◆ RECORDS FOR THIS TASK ◆

* Begin *

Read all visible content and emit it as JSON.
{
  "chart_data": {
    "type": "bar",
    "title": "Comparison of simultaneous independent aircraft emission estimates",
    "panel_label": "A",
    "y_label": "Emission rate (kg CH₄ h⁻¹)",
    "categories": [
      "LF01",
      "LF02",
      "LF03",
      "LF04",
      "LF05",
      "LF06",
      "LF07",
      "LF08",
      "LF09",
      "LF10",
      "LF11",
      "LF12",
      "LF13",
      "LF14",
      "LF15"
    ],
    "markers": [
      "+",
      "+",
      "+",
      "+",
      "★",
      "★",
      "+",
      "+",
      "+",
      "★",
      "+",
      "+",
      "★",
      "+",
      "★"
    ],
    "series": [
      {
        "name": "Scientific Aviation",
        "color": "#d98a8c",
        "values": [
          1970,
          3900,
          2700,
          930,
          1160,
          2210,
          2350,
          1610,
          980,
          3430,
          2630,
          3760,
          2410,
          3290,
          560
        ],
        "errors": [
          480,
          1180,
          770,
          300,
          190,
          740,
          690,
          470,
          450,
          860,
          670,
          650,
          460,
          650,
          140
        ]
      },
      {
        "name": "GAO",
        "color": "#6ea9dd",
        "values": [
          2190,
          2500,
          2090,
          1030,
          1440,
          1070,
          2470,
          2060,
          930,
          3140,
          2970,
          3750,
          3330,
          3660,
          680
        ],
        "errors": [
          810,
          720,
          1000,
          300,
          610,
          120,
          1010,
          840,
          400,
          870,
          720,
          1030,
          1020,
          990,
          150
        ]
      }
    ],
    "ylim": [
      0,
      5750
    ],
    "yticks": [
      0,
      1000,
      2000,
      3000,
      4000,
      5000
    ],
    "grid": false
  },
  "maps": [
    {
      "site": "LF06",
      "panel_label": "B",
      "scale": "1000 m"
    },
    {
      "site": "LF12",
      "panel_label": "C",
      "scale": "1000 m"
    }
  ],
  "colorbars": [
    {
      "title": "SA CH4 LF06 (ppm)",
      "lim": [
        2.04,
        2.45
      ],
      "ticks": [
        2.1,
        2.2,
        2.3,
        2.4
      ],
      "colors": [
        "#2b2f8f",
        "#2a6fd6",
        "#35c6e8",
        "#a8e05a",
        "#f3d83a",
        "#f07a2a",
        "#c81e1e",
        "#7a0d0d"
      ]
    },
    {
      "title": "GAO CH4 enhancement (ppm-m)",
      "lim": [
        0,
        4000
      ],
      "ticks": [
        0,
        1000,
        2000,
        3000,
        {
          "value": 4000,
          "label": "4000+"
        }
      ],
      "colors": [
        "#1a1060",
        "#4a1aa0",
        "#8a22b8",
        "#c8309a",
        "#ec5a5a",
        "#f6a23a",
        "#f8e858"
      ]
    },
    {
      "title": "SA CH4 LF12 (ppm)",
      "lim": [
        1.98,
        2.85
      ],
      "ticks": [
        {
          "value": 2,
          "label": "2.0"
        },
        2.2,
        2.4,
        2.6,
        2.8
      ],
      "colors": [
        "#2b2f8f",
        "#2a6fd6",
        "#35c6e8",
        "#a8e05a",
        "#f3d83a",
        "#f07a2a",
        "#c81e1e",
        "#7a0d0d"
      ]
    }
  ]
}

* End *

◆ WHAT YOU HAVE TO DO ◆
Each record above must be given again exactly.

◆ TASK SOLUTION ◆
Read all visible content and emit it as JSON.
{
  "chart_data": {
    "type": "bar",
    "title": "Comparison of simultaneous independent aircraft emission estimates",
    "panel_label": "A",
    "y_label": "Emission rate (kg CH₄ h⁻¹)",
    "categories": [
      "LF01",
      "LF02",
      "LF03",
      "LF04",
      "LF05",
      "LF06",
      "LF07",
      "LF08",
      "LF09",
      "LF10",
      "LF11",
      "LF12",
      "LF13",
      "LF14",
      "LF15"
    ],
    "markers": [
      "+",
      "+",
      "+",
      "+",
      "★",
      "★",
      "+",
      "+",
      "+",
      "★",
      "+",
      "+",
      "★",
      "+",
      "★"
    ],
    "series": [
      {
        "name": "Scientific Aviation",
        "color": "#d98a8c",
        "values": [
          1970,
          3900,
          2700,
          930,
          1160,
          2210,
          2350,
          1610,
          980,
          3430,
          2630,
          3760,
          2410,
          3290,
          560
        ],
        "errors": [
          480,
          1180,
          770,
          300,
          190,
          740,
          690,
          470,
          450,
          860,
          670,
          650,
          460,
          650,
          140
        ]
      },
      {
        "name": "GAO",
        "color": "#6ea9dd",
        "values": [
          2190,
          2500,
          2090,
          1030,
          1440,
          1070,
          2470,
          2060,
          930,
          3140,
          2970,
          3750,
          3330,
          3660,
          680
        ],
        "errors": [
          810,
          720,
          1000,
          300,
          610,
          120,
          1010,
          840,
          400,
          870,
          720,
          1030,
          1020,
          990,
          150
        ]
      }
    ],
    "ylim": [
      0,
      5750
    ],
    "yticks": [
      0,
      1000,
      2000,
      3000,
      4000,
      5000
    ],
    "grid": false
  },
  "maps": [
    {
      "site": "LF06",
      "panel_label": "B",
      "scale": "1000 m"
    },
    {
      "site": "LF12",
      "panel_label": "C",
      "scale": "1000 m"
    }
  ],
  "colorbars": [
    {
      "title": "SA CH4 LF06 (ppm)",
      "lim": [
        2.04,
        2.45
      ],
      "ticks": [
        2.1,
        2.2,
        2.3,
        2.4
      ],
      "colors": [
        "#2b2f8f",
        "#2a6fd6",
        "#35c6e8",
        "#a8e05a",
        "#f3d83a",
        "#f07a2a",
        "#c81e1e",
        "#7a0d0d"
      ]
    },
    {
      "title": "GAO CH4 enhancement (ppm-m)",
      "lim": [
        0,
        4000
      ],
      "ticks": [
        0,
        1000,
        2000,
        3000,
        {
          "value": 4000,
          "label": "4000+"
        }
      ],
      "colors": [
        "#1a1060",
        "#4a1aa0",
        "#8a22b8",
        "#c8309a",
        "#ec5a5a",
        "#f6a23a",
        "#f8e858"
      ]
    },
    {
      "title": "SA CH4 LF12 (ppm)",
      "lim": [
        1.98,
        2.85
      ],
      "ticks": [
        {
          "value": 2,
          "label": "2.0"
        },
        2.2,
        2.4,
        2.6,
        2.8
      ],
      "colors": [
        "#2b2f8f",
        "#2a6fd6",
        "#35c6e8",
        "#a8e05a",
        "#f3d83a",
        "#f07a2a",
        "#c81e1e",
        "#7a0d0d"
      ]
    }
  ]
}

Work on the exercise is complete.